Every record must be repeated exactly, with no omission.
>> begin Given data
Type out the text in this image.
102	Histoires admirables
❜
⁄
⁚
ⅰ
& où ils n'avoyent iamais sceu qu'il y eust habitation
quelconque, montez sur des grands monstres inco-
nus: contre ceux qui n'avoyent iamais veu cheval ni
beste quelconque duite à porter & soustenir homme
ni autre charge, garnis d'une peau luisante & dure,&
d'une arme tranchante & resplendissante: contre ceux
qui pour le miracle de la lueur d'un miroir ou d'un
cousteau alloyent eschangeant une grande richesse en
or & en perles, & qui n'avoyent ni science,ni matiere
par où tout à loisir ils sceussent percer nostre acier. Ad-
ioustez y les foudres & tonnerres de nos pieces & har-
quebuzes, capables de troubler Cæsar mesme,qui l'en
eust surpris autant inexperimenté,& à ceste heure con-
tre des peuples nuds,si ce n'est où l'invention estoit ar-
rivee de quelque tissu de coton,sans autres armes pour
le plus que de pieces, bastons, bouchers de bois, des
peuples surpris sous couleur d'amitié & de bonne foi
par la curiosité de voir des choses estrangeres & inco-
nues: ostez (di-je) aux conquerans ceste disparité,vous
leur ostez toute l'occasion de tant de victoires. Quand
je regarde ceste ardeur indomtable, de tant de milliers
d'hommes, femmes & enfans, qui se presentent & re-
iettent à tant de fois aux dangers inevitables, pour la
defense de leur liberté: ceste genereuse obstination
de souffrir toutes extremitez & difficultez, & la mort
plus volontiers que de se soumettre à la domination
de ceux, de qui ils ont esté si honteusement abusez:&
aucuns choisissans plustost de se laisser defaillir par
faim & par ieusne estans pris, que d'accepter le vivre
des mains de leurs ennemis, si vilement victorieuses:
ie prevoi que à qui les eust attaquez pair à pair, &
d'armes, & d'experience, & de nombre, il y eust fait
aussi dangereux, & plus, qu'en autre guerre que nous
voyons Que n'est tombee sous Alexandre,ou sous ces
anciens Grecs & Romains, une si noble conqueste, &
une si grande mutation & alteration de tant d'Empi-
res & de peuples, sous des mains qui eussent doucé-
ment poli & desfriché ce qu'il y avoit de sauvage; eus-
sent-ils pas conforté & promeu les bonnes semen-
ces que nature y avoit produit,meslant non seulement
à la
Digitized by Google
>> end Given data
• **Answer for the task**
Type out the text in this image.
102	Histoires admirables
❜
⁄
⁚
ⅰ
& où ils n'avoyent iamais sceu qu'il y eust habitation
quelconque, montez sur des grands monstres inco-
nus: contre ceux qui n'avoyent iamais veu cheval ni
beste quelconque duite à porter & soustenir homme
ni autre charge, garnis d'une peau luisante & dure,&
d'une arme tranchante & resplendissante: contre ceux
qui pour le miracle de la lueur d'un miroir ou d'un
cousteau alloyent eschangeant une grande richesse en
or & en perles, & qui n'avoyent ni science,ni matiere
par où tout à loisir ils sceussent percer nostre acier. Ad-
ioustez y les foudres & tonnerres de nos pieces & har-
quebuzes, capables de troubler Cæsar mesme,qui l'en
eust surpris autant inexperimenté,& à ceste heure con-
tre des peuples nuds,si ce n'est où l'invention estoit ar-
rivee de quelque tissu de coton,sans autres armes pour
le plus que de pieces, bastons, bouchers de bois, des
peuples surpris sous couleur d'amitié & de bonne foi
par la curiosité de voir des choses estrangeres & inco-
nues: ostez (di-je) aux conquerans ceste disparité,vous
leur ostez toute l'occasion de tant de victoires. Quand
je regarde ceste ardeur indomtable, de tant de milliers
d'hommes, femmes & enfans, qui se presentent & re-
iettent à tant de fois aux dangers inevitables, pour la
defense de leur liberté: ceste genereuse obstination
de souffrir toutes extremitez & difficultez, & la mort
plus volontiers que de se soumettre à la domination
de ceux, de qui ils ont esté si honteusement abusez:&
aucuns choisissans plustost de se laisser defaillir par
faim & par ieusne estans pris, que d'accepter le vivre
des mains de leurs ennemis, si vilement victorieuses:
ie prevoi que à qui les eust attaquez pair à pair, &
d'armes, & d'experience, & de nombre, il y eust fait
aussi dangereux, & plus, qu'en autre guerre que nous
voyons Que n'est tombee sous Alexandre,ou sous ces
anciens Grecs & Romains, une si noble conqueste, &
une si grande mutation & alteration de tant d'Empi-
res & de peuples, sous des mains qui eussent doucé-
ment poli & desfriché ce qu'il y avoit de sauvage; eus-
sent-ils pas conforté & promeu les bonnes semen-
ces que nature y avoit produit,meslant non seulement
à la
Digitized by Google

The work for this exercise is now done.